# [Written task]
Filter the entries below, keeping every line that has the word "SIGNIFICANCE".

[start Material for this exercise]

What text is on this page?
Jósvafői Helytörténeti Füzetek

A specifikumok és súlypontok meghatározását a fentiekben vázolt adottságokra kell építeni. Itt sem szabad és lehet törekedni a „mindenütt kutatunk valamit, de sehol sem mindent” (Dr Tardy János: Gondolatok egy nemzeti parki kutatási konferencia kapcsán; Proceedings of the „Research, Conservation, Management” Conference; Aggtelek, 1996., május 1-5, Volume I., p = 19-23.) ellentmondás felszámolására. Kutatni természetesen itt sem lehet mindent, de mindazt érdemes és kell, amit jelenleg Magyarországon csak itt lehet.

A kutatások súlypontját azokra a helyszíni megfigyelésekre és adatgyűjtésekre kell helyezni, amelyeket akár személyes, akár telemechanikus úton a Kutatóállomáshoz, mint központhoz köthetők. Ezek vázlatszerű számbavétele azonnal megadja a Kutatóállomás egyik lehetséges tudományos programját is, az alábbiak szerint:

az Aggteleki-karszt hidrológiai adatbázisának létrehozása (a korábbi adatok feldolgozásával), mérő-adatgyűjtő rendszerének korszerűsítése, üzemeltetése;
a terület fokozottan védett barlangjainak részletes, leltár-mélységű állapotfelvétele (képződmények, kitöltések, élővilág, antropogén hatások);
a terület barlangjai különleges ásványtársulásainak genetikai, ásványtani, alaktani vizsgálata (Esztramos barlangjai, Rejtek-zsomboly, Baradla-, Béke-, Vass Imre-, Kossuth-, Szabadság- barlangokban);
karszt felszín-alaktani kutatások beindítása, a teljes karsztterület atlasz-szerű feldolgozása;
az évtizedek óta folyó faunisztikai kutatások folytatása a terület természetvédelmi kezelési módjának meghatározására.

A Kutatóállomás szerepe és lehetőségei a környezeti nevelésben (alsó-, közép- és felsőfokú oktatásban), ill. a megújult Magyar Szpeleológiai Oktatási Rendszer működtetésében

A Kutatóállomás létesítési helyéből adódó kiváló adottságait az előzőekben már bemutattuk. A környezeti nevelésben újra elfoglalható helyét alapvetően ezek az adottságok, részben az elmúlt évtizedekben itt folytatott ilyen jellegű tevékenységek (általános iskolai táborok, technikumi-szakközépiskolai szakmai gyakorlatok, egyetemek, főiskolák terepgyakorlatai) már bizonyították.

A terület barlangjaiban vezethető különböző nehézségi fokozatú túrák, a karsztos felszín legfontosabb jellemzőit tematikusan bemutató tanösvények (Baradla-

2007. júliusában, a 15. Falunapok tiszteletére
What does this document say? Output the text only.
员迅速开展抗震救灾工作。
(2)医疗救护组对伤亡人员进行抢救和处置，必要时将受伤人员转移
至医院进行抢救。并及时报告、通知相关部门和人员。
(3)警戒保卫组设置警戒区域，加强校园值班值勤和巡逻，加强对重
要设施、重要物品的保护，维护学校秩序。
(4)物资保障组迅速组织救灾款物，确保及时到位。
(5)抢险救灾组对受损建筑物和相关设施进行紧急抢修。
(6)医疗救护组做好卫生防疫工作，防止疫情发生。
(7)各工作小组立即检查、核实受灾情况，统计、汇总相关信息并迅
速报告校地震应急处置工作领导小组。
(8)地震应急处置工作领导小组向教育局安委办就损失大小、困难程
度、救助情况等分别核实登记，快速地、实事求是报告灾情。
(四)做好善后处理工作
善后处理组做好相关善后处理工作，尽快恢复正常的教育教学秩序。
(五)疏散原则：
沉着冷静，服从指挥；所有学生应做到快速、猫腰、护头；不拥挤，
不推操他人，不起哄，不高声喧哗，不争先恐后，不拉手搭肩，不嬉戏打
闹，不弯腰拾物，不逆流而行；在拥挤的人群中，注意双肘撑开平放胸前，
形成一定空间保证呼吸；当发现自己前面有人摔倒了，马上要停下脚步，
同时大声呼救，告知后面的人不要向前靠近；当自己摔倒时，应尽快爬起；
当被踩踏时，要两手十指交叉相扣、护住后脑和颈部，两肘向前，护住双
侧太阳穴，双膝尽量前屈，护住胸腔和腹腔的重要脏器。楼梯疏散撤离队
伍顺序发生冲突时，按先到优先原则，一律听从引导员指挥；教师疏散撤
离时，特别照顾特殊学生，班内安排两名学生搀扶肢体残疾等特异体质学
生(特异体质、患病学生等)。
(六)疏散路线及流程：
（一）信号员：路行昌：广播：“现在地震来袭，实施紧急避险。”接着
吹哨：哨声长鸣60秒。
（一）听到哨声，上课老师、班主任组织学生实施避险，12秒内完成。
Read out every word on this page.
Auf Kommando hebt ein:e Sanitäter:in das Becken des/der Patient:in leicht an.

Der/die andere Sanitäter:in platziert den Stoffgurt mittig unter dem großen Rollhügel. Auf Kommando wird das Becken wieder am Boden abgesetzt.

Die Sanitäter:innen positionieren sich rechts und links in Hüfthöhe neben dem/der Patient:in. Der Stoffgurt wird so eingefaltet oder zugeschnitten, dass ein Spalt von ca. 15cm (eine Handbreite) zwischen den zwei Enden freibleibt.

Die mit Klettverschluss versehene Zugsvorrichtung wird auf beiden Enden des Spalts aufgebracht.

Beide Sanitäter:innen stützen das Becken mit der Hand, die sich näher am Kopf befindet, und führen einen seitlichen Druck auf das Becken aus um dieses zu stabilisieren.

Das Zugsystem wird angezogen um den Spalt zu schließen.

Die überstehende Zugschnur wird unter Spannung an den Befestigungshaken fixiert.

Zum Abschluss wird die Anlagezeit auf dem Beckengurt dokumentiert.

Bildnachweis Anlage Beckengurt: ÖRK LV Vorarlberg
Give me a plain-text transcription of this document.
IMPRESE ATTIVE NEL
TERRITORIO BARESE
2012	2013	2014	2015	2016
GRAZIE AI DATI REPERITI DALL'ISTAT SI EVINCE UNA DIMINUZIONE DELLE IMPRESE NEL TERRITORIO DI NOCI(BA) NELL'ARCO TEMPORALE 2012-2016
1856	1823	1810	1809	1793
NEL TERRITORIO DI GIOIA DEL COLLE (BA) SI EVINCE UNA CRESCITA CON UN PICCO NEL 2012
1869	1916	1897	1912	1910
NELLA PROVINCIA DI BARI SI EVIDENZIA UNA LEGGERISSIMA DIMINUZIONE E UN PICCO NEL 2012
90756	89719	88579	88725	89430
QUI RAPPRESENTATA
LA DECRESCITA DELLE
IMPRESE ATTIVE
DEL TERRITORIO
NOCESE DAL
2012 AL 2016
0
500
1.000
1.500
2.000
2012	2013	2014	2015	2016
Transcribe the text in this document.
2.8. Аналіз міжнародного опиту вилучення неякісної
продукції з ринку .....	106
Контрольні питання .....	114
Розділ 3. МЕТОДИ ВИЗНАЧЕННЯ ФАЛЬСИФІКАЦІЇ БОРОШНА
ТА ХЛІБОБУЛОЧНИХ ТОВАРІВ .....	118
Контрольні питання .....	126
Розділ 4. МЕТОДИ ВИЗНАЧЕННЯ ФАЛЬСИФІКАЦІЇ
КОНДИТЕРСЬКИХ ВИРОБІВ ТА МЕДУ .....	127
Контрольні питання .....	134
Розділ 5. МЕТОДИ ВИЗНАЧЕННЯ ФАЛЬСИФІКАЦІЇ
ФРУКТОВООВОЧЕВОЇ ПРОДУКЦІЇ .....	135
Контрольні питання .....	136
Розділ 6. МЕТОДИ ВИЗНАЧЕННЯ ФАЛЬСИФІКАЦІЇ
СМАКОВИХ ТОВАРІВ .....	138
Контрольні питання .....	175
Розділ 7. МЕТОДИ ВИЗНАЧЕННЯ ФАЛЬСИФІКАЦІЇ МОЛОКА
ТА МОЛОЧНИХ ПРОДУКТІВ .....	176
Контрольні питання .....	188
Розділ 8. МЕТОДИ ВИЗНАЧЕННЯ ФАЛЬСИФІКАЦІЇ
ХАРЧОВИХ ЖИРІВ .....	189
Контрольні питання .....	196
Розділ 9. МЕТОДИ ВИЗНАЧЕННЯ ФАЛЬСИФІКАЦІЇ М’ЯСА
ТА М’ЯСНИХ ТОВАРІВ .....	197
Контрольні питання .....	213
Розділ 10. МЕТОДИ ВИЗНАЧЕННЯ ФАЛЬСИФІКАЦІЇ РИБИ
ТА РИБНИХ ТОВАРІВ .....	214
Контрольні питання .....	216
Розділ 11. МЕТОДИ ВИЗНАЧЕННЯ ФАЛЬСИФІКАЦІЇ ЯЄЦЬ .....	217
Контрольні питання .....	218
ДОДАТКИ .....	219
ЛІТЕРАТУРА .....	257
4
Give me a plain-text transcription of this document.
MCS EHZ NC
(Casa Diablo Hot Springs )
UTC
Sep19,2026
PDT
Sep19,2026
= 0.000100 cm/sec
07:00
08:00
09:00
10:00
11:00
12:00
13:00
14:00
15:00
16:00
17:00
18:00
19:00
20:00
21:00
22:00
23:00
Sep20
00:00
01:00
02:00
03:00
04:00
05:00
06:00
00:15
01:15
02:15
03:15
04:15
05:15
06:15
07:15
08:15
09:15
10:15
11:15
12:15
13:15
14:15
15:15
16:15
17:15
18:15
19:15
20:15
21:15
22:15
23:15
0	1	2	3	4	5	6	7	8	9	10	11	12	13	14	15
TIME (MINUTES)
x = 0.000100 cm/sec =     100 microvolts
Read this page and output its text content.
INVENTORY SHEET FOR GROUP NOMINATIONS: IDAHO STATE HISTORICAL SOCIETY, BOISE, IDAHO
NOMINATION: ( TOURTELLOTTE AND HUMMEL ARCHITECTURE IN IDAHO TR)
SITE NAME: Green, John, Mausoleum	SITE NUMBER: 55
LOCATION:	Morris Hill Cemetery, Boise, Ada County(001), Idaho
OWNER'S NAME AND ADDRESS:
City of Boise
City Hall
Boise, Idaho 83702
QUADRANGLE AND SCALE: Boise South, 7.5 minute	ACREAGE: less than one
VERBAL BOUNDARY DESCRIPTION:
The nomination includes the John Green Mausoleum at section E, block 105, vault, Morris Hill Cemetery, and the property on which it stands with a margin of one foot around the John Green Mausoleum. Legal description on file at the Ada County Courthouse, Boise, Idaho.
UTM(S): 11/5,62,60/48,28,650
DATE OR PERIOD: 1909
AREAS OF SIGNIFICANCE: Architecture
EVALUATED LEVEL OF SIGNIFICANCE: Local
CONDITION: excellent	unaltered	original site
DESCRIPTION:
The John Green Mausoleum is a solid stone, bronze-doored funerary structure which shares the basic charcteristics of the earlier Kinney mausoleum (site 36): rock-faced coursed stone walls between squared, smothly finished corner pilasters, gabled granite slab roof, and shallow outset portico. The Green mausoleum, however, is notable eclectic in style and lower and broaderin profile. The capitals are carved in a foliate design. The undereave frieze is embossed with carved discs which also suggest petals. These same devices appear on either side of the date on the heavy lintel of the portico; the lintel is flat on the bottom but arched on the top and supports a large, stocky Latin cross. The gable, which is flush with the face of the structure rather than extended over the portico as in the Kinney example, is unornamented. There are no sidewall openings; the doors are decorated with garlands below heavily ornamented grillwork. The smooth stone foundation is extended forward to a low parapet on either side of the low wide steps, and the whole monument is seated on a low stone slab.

[end Material for this exercise]

# [Output for this exercise]
AREAS OF SIGNIFICANCE: Architecture
EVALUATED LEVEL OF SIGNIFICANCE: Local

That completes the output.